- [Instructions to follow] Find every line in the records below that holds the word "suffix", and copy each one.

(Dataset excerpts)
— begin —

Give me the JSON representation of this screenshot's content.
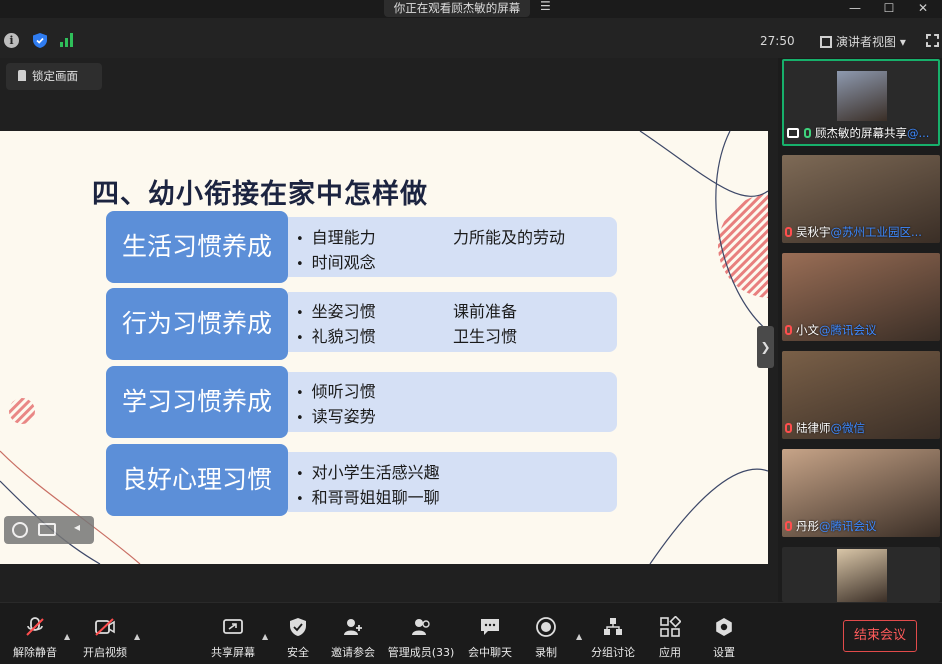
{
  "window": {
    "share_banner": "你正在观看顾杰敏的屏幕"
  },
  "top": {
    "timer": "27:50",
    "view_mode": "演讲者视图 ▾"
  },
  "lock_label": "锁定画面",
  "slide": {
    "title": "四、幼小衔接在家中怎样做",
    "sections": [
      {
        "label": "生活习惯养成",
        "items": [
          "自理能力",
          "时间观念"
        ],
        "items_right": [
          "力所能及的劳动"
        ]
      },
      {
        "label": "行为习惯养成",
        "items": [
          "坐姿习惯",
          "礼貌习惯"
        ],
        "items_right": [
          "课前准备",
          "卫生习惯"
        ]
      },
      {
        "label": "学习习惯养成",
        "items": [
          "倾听习惯",
          "读写姿势"
        ],
        "items_right": []
      },
      {
        "label": "良好心理习惯",
        "items": [
          "对小学生活感兴趣",
          "和哥哥姐姐聊一聊"
        ],
        "items_right": []
      }
    ]
  },
  "participants": [
    {
      "name": "顾杰敏的屏幕共享",
      "suffix": "@...",
      "photo_color": "#8e9ab0"
    },
    {
      "name": "吴秋宇",
      "suffix": "@苏州工业园区...",
      "photo_color": "#7e6a56"
    },
    {
      "name": "小文",
      "suffix": "@腾讯会议",
      "photo_color": "#9a6e56"
    },
    {
      "name": "陆律师",
      "suffix": "@微信",
      "photo_color": "#7a6048"
    },
    {
      "name": "丹彤",
      "suffix": "@腾讯会议",
      "photo_color": "#c7a488"
    },
    {
      "name": "",
      "suffix": "",
      "photo_color": "#d9c6a8"
    }
  ],
  "toolbar": {
    "unmute": "解除静音",
    "video": "开启视频",
    "share": "共享屏幕",
    "security": "安全",
    "invite": "邀请参会",
    "members": "管理成员(33)",
    "chat": "会中聊天",
    "record": "录制",
    "breakout": "分组讨论",
    "apps": "应用",
    "settings": "设置",
    "end": "结束会议"
  }
}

— end —

- [Solution to the problem]
      "suffix": "@...",
      "suffix": "@苏州工业园区...",
      "suffix": "@腾讯会议",
      "suffix": "@微信",
      "suffix": "@腾讯会议",
      "suffix": "",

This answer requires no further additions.